- [Data entries]

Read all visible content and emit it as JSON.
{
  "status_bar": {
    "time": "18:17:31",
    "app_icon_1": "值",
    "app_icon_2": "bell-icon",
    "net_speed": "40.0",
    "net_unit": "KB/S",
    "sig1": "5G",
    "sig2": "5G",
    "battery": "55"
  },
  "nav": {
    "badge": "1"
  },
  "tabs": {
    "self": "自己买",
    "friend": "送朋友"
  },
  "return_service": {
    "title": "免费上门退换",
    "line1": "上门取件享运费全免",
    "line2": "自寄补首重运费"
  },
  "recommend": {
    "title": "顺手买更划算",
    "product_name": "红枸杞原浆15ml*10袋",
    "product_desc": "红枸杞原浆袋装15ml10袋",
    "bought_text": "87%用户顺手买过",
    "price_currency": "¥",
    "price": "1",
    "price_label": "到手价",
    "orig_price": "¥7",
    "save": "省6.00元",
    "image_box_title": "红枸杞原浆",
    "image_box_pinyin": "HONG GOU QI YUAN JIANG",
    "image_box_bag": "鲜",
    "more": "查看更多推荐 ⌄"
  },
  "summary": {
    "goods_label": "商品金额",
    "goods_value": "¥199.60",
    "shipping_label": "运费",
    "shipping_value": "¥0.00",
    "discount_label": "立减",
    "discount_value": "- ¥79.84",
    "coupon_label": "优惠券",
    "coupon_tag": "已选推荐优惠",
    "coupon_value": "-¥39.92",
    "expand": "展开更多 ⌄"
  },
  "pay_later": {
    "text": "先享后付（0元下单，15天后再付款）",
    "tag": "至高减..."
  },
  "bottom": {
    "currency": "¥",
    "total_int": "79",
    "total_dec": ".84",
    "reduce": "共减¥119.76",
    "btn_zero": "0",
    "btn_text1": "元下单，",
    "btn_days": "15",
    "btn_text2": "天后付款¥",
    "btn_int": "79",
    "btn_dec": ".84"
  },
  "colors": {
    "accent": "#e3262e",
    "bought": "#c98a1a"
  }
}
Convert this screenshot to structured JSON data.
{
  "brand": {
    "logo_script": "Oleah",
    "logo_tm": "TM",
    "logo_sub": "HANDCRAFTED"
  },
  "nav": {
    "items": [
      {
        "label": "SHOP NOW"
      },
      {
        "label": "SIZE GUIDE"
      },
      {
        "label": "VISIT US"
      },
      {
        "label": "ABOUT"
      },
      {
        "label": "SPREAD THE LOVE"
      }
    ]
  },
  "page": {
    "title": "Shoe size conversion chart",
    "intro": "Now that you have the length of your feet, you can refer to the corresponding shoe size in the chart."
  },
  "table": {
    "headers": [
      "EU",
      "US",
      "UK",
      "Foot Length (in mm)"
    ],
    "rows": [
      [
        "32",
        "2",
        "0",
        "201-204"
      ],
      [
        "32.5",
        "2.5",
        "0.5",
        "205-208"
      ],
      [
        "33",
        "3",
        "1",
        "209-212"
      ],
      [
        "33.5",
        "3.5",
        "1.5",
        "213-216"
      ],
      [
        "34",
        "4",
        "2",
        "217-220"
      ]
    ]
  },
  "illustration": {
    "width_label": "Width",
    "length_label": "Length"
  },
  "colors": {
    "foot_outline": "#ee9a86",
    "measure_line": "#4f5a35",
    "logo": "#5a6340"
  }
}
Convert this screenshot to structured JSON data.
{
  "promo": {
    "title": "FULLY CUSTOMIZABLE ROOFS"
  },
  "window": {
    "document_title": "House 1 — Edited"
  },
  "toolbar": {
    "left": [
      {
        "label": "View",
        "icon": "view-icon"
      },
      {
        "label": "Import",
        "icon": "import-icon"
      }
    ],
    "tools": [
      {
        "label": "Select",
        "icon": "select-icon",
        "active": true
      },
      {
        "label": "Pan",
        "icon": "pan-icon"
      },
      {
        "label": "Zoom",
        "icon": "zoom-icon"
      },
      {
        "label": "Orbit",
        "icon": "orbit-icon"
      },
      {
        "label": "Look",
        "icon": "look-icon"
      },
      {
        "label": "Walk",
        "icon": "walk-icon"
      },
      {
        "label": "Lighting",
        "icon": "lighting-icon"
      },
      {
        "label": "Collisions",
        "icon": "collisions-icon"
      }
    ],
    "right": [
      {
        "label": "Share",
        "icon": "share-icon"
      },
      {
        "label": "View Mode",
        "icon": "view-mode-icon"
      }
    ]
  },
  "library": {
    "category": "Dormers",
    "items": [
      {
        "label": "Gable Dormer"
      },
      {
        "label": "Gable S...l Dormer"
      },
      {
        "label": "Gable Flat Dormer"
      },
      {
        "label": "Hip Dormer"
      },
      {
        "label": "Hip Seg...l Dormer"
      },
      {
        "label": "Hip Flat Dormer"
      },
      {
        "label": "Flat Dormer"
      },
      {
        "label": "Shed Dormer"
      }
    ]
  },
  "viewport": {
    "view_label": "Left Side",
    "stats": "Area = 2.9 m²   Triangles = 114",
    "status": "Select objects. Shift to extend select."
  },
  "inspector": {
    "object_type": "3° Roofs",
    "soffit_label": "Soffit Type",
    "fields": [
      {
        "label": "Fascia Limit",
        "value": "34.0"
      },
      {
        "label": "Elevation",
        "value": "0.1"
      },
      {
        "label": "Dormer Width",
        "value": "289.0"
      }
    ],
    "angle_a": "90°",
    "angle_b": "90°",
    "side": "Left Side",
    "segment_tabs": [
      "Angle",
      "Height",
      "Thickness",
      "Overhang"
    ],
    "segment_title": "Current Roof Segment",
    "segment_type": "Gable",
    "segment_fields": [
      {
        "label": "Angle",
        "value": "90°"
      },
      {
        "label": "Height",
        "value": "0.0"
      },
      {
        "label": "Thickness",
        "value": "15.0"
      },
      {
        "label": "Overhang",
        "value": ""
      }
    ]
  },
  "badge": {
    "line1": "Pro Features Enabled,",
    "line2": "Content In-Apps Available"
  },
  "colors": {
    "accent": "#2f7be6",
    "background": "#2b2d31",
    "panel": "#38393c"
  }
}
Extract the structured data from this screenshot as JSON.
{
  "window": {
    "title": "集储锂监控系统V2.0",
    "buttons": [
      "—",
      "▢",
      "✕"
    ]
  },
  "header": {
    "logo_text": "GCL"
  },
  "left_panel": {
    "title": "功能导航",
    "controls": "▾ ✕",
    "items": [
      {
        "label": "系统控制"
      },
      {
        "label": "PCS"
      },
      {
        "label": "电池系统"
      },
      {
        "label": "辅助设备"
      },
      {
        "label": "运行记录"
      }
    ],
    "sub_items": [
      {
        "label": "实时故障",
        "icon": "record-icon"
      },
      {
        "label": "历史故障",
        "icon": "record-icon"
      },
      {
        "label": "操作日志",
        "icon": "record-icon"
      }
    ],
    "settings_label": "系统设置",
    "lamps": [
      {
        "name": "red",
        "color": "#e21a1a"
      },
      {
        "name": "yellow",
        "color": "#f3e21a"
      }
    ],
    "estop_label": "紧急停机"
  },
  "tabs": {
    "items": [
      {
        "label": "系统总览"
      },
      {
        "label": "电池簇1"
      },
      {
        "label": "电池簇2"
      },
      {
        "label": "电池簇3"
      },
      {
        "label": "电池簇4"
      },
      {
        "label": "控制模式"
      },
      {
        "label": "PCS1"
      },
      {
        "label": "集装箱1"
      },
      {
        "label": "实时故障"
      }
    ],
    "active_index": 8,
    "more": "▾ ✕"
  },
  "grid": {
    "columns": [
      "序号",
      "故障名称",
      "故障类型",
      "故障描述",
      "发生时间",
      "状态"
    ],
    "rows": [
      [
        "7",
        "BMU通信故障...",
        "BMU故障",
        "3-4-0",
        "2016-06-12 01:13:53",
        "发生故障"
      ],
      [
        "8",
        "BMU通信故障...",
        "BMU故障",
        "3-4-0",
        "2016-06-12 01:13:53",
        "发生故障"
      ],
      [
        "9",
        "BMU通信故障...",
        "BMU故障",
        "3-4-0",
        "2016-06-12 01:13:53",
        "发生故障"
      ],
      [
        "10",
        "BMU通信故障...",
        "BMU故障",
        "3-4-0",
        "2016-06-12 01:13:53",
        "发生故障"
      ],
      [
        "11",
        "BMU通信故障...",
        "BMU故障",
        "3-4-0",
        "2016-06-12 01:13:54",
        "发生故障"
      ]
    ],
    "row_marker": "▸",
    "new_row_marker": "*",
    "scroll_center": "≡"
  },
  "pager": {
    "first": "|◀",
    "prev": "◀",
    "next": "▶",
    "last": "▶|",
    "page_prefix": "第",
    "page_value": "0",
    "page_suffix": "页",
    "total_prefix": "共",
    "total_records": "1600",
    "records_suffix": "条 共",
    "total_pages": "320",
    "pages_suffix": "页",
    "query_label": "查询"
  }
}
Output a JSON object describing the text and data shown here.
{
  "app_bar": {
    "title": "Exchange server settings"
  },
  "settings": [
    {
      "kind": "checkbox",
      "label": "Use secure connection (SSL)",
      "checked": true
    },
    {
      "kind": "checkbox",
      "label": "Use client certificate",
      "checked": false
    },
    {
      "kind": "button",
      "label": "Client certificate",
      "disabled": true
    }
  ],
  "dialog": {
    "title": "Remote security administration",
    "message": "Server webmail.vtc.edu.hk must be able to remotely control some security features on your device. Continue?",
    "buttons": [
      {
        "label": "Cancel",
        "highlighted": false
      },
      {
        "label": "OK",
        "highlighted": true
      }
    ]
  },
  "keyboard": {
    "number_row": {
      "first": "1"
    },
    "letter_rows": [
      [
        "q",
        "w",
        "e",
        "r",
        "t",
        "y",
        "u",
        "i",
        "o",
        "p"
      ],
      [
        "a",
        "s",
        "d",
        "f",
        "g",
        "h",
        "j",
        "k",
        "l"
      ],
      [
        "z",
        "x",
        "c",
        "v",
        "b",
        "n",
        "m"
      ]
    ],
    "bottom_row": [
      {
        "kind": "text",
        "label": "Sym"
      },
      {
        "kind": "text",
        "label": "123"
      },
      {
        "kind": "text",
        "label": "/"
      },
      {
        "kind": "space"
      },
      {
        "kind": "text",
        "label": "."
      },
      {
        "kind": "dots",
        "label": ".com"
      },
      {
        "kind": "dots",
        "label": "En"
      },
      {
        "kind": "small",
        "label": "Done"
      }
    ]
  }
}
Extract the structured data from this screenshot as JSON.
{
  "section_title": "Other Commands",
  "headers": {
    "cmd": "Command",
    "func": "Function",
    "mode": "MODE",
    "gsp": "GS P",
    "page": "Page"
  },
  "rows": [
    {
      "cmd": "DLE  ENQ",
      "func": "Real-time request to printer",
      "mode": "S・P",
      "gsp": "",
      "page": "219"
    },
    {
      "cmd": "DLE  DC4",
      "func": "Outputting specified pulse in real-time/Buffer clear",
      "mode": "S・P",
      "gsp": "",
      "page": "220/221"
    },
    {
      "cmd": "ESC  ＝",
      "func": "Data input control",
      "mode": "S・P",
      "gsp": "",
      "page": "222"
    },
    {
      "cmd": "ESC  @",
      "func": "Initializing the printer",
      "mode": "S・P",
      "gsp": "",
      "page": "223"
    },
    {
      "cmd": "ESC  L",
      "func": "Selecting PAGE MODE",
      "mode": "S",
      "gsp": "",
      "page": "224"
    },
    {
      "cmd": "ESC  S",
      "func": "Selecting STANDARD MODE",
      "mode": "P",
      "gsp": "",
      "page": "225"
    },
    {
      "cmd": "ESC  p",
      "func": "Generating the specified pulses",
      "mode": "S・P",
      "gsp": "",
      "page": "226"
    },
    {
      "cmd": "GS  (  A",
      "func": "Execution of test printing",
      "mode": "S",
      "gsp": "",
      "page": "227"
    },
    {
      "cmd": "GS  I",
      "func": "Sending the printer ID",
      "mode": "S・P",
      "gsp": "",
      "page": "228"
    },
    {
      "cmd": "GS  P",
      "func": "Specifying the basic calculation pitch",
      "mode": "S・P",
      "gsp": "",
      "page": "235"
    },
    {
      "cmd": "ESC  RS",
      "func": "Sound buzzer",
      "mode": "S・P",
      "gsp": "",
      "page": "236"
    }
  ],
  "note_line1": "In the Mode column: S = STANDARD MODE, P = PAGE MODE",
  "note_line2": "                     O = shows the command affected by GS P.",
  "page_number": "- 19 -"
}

- [What needs to be done] Reproduce each line of the material containing the word "Selecting".

- [Task answer]
      "func": "Selecting PAGE MODE",
      "func": "Selecting STANDARD MODE",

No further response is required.